═══ Data extract ═══

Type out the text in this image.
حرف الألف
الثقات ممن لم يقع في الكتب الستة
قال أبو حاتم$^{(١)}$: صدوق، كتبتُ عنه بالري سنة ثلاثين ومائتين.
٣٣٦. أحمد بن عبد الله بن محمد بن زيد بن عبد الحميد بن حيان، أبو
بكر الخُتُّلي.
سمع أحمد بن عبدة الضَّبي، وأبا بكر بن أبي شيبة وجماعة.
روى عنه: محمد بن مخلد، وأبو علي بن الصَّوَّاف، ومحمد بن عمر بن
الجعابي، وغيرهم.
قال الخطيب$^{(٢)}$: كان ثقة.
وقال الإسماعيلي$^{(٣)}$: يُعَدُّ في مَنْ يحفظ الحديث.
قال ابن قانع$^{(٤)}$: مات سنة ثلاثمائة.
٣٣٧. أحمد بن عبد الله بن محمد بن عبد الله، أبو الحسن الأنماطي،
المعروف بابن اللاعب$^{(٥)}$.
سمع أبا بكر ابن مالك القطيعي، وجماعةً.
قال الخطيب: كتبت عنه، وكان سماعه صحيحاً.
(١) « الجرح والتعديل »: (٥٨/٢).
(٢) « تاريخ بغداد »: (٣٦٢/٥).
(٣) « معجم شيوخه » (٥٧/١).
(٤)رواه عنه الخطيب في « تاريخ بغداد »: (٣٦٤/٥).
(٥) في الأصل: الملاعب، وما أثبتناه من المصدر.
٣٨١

═══

Given exercise:
Copy out the whole listing, exactly as written.

Response to this exercise:
Type out the text in this image.
حرف الألف
الثقات ممن لم يقع في الكتب الستة
قال أبو حاتم$^{(١)}$: صدوق، كتبتُ عنه بالري سنة ثلاثين ومائتين.
٣٣٦. أحمد بن عبد الله بن محمد بن زيد بن عبد الحميد بن حيان، أبو
بكر الخُتُّلي.
سمع أحمد بن عبدة الضَّبي، وأبا بكر بن أبي شيبة وجماعة.
روى عنه: محمد بن مخلد، وأبو علي بن الصَّوَّاف، ومحمد بن عمر بن
الجعابي، وغيرهم.
قال الخطيب$^{(٢)}$: كان ثقة.
وقال الإسماعيلي$^{(٣)}$: يُعَدُّ في مَنْ يحفظ الحديث.
قال ابن قانع$^{(٤)}$: مات سنة ثلاثمائة.
٣٣٧. أحمد بن عبد الله بن محمد بن عبد الله، أبو الحسن الأنماطي،
المعروف بابن اللاعب$^{(٥)}$.
سمع أبا بكر ابن مالك القطيعي، وجماعةً.
قال الخطيب: كتبت عنه، وكان سماعه صحيحاً.
(١) « الجرح والتعديل »: (٥٨/٢).
(٢) « تاريخ بغداد »: (٣٦٢/٥).
(٣) « معجم شيوخه » (٥٧/١).
(٤)رواه عنه الخطيب في « تاريخ بغداد »: (٣٦٤/٥).
(٥) في الأصل: الملاعب، وما أثبتناه من المصدر.
٣٨١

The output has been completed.